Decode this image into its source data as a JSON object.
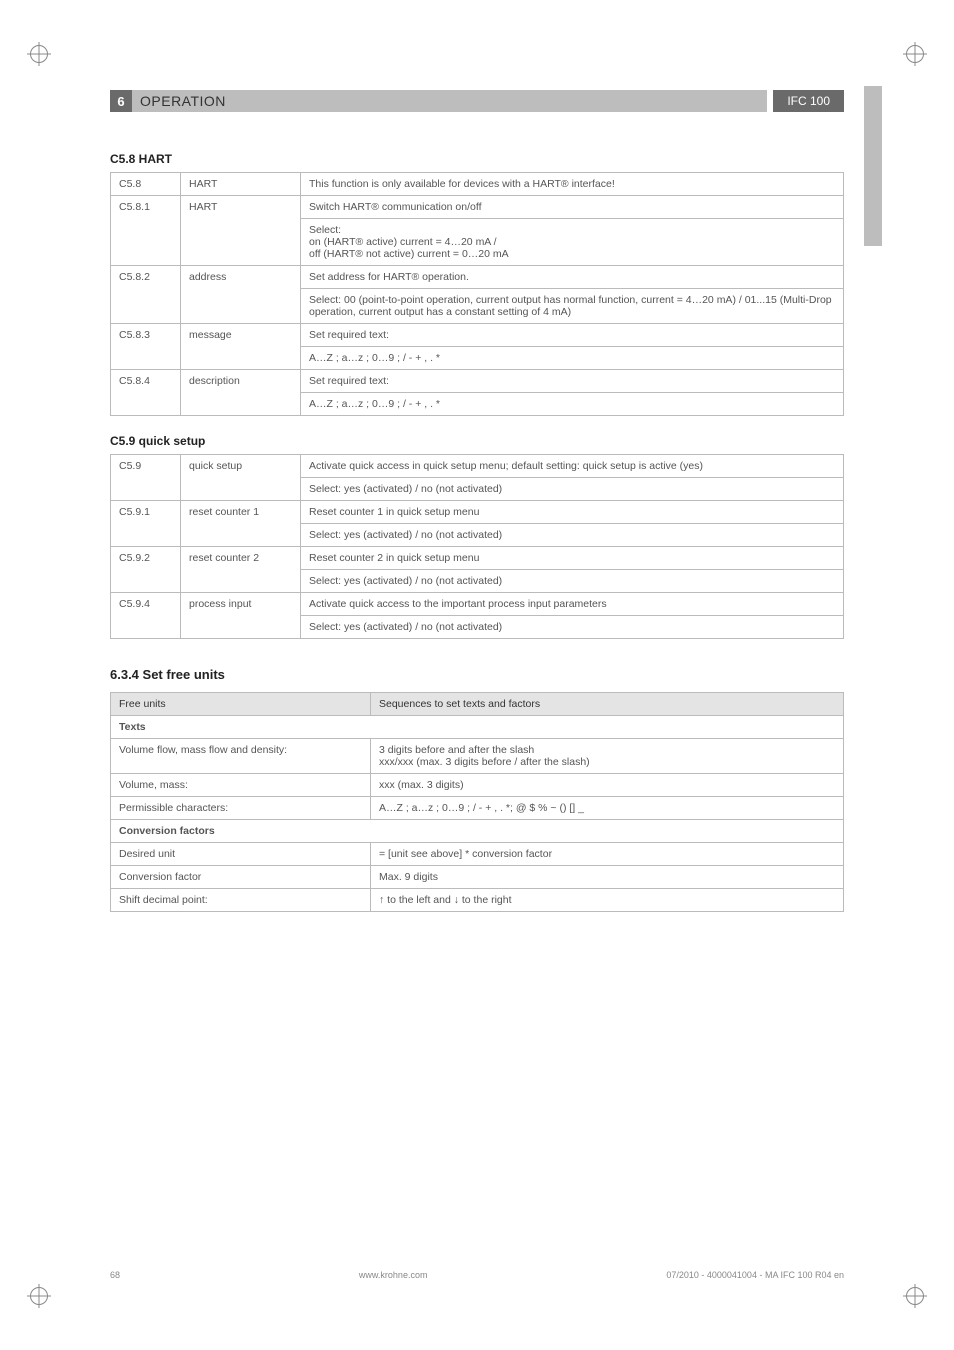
{
  "header": {
    "section_number": "6",
    "title": "OPERATION",
    "badge": "IFC 100"
  },
  "hart": {
    "heading": "C5.8 HART",
    "rows": [
      {
        "id": "C5.8",
        "name": "HART",
        "desc": "This function is only available for devices with a HART® interface!"
      },
      {
        "id": "C5.8.1",
        "name": "HART",
        "desc": "Switch HART® communication on/off"
      },
      {
        "id": "",
        "name": "",
        "desc": "Select:\non (HART® active) current = 4…20 mA /\noff (HART® not active) current = 0…20 mA"
      },
      {
        "id": "C5.8.2",
        "name": "address",
        "desc": "Set address for HART® operation."
      },
      {
        "id": "",
        "name": "",
        "desc": "Select: 00 (point-to-point operation, current output has normal function, current = 4…20 mA) / 01...15 (Multi-Drop operation, current output has a constant setting of 4 mA)"
      },
      {
        "id": "C5.8.3",
        "name": "message",
        "desc": "Set required text:"
      },
      {
        "id": "",
        "name": "",
        "desc": "A…Z ; a…z ; 0…9 ; / - + , . *"
      },
      {
        "id": "C5.8.4",
        "name": "description",
        "desc": "Set required text:"
      },
      {
        "id": "",
        "name": "",
        "desc": "A…Z ; a…z ; 0…9 ; / - + , . *"
      }
    ]
  },
  "quick": {
    "heading": "C5.9 quick setup",
    "rows": [
      {
        "id": "C5.9",
        "name": "quick setup",
        "desc": "Activate quick access in quick setup menu; default setting: quick setup is active (yes)"
      },
      {
        "id": "",
        "name": "",
        "desc": "Select: yes (activated) / no (not activated)"
      },
      {
        "id": "C5.9.1",
        "name": "reset counter 1",
        "desc": "Reset counter 1 in quick setup menu"
      },
      {
        "id": "",
        "name": "",
        "desc": "Select: yes (activated) / no (not activated)"
      },
      {
        "id": "C5.9.2",
        "name": "reset counter 2",
        "desc": "Reset counter 2 in quick setup menu"
      },
      {
        "id": "",
        "name": "",
        "desc": "Select: yes (activated) / no (not activated)"
      },
      {
        "id": "C5.9.4",
        "name": "process input",
        "desc": "Activate quick access to the important process input parameters"
      },
      {
        "id": "",
        "name": "",
        "desc": "Select: yes (activated) / no (not activated)"
      }
    ]
  },
  "units": {
    "heading": "6.3.4  Set free units",
    "header_left": "Free units",
    "header_right": "Sequences to set texts and factors",
    "section_texts": "Texts",
    "section_conv": "Conversion factors",
    "rows_texts": [
      {
        "left": "Volume flow, mass flow and density:",
        "right": "3 digits before and after the slash\nxxx/xxx (max. 3 digits before / after the slash)"
      },
      {
        "left": "Volume, mass:",
        "right": "xxx (max. 3 digits)"
      },
      {
        "left": "Permissible characters:",
        "right": "A…Z ; a…z ; 0…9 ; / - + , . *; @ $ % ~ () [] _"
      }
    ],
    "rows_conv": [
      {
        "left": "Desired unit",
        "right": "= [unit see above] * conversion factor"
      },
      {
        "left": "Conversion factor",
        "right": "Max. 9 digits"
      },
      {
        "left": "Shift decimal point:",
        "right": "↑ to the left and ↓ to the right"
      }
    ]
  },
  "footer": {
    "page": "68",
    "site": "www.krohne.com",
    "doc": "07/2010 - 4000041004 - MA IFC 100 R04 en"
  },
  "colors": {
    "header_dark": "#6a6a6a",
    "header_light": "#bdbdbd",
    "border": "#bbbbbb",
    "text_muted": "#555555",
    "th_bg": "#e4e4e4"
  }
}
== == ==
> Prompt: Make an exact copy of every record, pictures excluded.

> Problem solution:
Decode this image into its source data as a JSON object.
{
  "header": {
    "section_number": "6",
    "title": "OPERATION",
    "badge": "IFC 100"
  },
  "hart": {
    "heading": "C5.8 HART",
    "rows": [
      {
        "id": "C5.8",
        "name": "HART",
        "desc": "This function is only available for devices with a HART® interface!"
      },
      {
        "id": "C5.8.1",
        "name": "HART",
        "desc": "Switch HART® communication on/off"
      },
      {
        "id": "",
        "name": "",
        "desc": "Select:\non (HART® active) current = 4…20 mA /\noff (HART® not active) current = 0…20 mA"
      },
      {
        "id": "C5.8.2",
        "name": "address",
        "desc": "Set address for HART® operation."
      },
      {
        "id": "",
        "name": "",
        "desc": "Select: 00 (point-to-point operation, current output has normal function, current = 4…20 mA) / 01...15 (Multi-Drop operation, current output has a constant setting of 4 mA)"
      },
      {
        "id": "C5.8.3",
        "name": "message",
        "desc": "Set required text:"
      },
      {
        "id": "",
        "name": "",
        "desc": "A…Z ; a…z ; 0…9 ; / - + , . *"
      },
      {
        "id": "C5.8.4",
        "name": "description",
        "desc": "Set required text:"
      },
      {
        "id": "",
        "name": "",
        "desc": "A…Z ; a…z ; 0…9 ; / - + , . *"
      }
    ]
  },
  "quick": {
    "heading": "C5.9 quick setup",
    "rows": [
      {
        "id": "C5.9",
        "name": "quick setup",
        "desc": "Activate quick access in quick setup menu; default setting: quick setup is active (yes)"
      },
      {
        "id": "",
        "name": "",
        "desc": "Select: yes (activated) / no (not activated)"
      },
      {
        "id": "C5.9.1",
        "name": "reset counter 1",
        "desc": "Reset counter 1 in quick setup menu"
      },
      {
        "id": "",
        "name": "",
        "desc": "Select: yes (activated) / no (not activated)"
      },
      {
        "id": "C5.9.2",
        "name": "reset counter 2",
        "desc": "Reset counter 2 in quick setup menu"
      },
      {
        "id": "",
        "name": "",
        "desc": "Select: yes (activated) / no (not activated)"
      },
      {
        "id": "C5.9.4",
        "name": "process input",
        "desc": "Activate quick access to the important process input parameters"
      },
      {
        "id": "",
        "name": "",
        "desc": "Select: yes (activated) / no (not activated)"
      }
    ]
  },
  "units": {
    "heading": "6.3.4  Set free units",
    "header_left": "Free units",
    "header_right": "Sequences to set texts and factors",
    "section_texts": "Texts",
    "section_conv": "Conversion factors",
    "rows_texts": [
      {
        "left": "Volume flow, mass flow and density:",
        "right": "3 digits before and after the slash\nxxx/xxx (max. 3 digits before / after the slash)"
      },
      {
        "left": "Volume, mass:",
        "right": "xxx (max. 3 digits)"
      },
      {
        "left": "Permissible characters:",
        "right": "A…Z ; a…z ; 0…9 ; / - + , . *; @ $ % ~ () [] _"
      }
    ],
    "rows_conv": [
      {
        "left": "Desired unit",
        "right": "= [unit see above] * conversion factor"
      },
      {
        "left": "Conversion factor",
        "right": "Max. 9 digits"
      },
      {
        "left": "Shift decimal point:",
        "right": "↑ to the left and ↓ to the right"
      }
    ]
  },
  "footer": {
    "page": "68",
    "site": "www.krohne.com",
    "doc": "07/2010 - 4000041004 - MA IFC 100 R04 en"
  },
  "colors": {
    "header_dark": "#6a6a6a",
    "header_light": "#bdbdbd",
    "border": "#bbbbbb",
    "text_muted": "#555555",
    "th_bg": "#e4e4e4"
  }
}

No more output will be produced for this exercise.